:: Rows ::
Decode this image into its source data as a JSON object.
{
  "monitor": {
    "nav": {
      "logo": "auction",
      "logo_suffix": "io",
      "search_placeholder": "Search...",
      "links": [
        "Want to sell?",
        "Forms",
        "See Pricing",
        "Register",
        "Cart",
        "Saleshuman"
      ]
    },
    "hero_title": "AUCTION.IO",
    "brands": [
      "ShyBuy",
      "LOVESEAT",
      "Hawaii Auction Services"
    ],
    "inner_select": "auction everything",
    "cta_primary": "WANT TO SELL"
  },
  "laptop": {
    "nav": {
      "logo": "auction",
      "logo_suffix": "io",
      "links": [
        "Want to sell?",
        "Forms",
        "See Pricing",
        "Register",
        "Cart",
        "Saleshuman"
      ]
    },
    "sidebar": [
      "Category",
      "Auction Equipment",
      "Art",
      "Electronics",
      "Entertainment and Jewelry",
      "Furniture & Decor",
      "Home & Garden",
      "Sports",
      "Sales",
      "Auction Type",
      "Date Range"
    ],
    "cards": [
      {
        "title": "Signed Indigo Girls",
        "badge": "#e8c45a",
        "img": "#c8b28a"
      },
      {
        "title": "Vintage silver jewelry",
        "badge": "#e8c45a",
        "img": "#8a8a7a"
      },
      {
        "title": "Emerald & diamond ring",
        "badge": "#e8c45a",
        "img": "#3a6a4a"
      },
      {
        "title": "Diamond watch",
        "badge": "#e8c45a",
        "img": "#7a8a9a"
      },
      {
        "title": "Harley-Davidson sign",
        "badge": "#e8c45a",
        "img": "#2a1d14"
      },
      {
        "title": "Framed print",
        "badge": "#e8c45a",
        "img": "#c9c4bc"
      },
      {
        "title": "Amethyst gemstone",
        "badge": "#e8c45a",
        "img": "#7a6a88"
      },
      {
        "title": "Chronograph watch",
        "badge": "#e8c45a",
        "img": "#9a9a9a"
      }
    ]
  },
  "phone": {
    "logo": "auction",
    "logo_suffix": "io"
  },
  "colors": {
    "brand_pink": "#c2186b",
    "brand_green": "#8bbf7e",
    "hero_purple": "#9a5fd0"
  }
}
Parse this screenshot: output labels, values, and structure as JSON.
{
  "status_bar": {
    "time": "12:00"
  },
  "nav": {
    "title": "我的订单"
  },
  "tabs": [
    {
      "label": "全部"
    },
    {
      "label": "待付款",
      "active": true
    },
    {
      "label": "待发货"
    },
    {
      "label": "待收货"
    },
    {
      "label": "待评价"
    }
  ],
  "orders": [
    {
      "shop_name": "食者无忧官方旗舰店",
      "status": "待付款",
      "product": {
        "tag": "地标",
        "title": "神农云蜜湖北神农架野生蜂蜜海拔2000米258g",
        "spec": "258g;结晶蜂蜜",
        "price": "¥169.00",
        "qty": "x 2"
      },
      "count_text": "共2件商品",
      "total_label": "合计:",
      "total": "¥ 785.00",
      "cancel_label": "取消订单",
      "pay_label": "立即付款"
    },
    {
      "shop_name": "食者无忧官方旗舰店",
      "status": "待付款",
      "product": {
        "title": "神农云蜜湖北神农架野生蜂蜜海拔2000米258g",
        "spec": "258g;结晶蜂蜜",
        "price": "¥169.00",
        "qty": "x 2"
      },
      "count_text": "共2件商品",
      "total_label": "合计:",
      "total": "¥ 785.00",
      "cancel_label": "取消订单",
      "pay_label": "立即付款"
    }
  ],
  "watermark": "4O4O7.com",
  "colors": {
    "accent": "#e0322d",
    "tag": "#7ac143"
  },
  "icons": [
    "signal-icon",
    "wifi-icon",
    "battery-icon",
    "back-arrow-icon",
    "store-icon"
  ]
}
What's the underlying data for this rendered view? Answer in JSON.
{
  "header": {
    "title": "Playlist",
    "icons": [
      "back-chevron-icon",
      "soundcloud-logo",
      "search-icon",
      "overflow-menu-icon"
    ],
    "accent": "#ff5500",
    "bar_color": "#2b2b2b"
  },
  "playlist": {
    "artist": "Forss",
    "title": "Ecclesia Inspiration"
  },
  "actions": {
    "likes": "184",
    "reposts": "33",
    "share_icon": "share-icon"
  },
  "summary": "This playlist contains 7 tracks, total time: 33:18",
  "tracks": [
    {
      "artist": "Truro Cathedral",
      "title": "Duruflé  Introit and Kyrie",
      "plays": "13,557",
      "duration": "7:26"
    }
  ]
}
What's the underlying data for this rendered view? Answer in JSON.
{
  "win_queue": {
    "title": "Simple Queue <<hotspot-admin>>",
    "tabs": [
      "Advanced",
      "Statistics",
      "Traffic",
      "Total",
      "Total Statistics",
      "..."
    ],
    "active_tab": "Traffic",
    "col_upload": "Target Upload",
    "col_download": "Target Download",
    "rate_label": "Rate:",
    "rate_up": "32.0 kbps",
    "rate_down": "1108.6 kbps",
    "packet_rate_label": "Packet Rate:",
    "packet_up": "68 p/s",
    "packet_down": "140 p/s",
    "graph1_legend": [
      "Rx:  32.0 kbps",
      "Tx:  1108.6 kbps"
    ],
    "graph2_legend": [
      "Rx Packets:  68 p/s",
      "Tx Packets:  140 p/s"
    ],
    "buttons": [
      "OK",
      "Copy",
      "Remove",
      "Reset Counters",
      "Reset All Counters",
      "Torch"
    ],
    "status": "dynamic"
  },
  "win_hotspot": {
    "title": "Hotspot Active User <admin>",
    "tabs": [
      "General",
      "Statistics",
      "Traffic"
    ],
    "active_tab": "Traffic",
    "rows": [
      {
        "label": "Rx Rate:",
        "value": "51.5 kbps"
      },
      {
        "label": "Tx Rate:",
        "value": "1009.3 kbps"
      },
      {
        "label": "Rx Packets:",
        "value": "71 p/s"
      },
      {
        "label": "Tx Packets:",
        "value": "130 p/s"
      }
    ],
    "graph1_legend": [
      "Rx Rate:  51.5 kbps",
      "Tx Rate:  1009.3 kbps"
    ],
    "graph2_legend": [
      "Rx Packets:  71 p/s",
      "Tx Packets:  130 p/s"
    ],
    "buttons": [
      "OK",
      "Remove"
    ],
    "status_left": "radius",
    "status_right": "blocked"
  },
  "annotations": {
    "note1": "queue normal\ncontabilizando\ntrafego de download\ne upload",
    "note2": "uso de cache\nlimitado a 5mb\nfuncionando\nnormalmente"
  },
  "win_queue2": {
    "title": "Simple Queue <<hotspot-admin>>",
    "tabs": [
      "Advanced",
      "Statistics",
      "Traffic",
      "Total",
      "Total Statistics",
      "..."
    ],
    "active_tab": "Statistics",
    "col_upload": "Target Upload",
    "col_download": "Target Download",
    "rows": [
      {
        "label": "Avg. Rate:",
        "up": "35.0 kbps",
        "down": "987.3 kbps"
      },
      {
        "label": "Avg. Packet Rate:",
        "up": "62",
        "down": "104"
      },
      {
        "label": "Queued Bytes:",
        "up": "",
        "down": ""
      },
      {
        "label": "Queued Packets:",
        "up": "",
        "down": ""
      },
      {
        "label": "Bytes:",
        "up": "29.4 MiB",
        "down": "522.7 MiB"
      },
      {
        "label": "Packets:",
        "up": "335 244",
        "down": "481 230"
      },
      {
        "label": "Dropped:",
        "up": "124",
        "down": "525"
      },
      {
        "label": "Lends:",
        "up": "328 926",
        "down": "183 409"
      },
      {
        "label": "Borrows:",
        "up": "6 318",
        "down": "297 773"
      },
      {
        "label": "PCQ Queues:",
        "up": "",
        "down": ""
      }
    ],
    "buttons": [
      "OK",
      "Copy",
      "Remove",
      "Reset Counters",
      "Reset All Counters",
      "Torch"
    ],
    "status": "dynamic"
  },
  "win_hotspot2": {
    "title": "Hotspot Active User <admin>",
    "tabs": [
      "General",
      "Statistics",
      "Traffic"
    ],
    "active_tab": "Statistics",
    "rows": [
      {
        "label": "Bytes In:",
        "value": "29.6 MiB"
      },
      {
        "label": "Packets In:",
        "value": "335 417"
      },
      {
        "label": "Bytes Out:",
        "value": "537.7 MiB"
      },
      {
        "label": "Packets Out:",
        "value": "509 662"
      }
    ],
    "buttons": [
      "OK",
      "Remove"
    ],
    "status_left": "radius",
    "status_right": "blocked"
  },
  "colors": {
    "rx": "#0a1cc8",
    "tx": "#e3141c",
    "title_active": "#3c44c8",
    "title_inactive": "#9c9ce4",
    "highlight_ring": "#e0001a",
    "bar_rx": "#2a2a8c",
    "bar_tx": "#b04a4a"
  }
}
:::
Short problem:
Return every line from the records above that holds the word "tracks".

The result:
  "summary": "This playlist contains 7 tracks, total time: 33:18",
  "tracks": [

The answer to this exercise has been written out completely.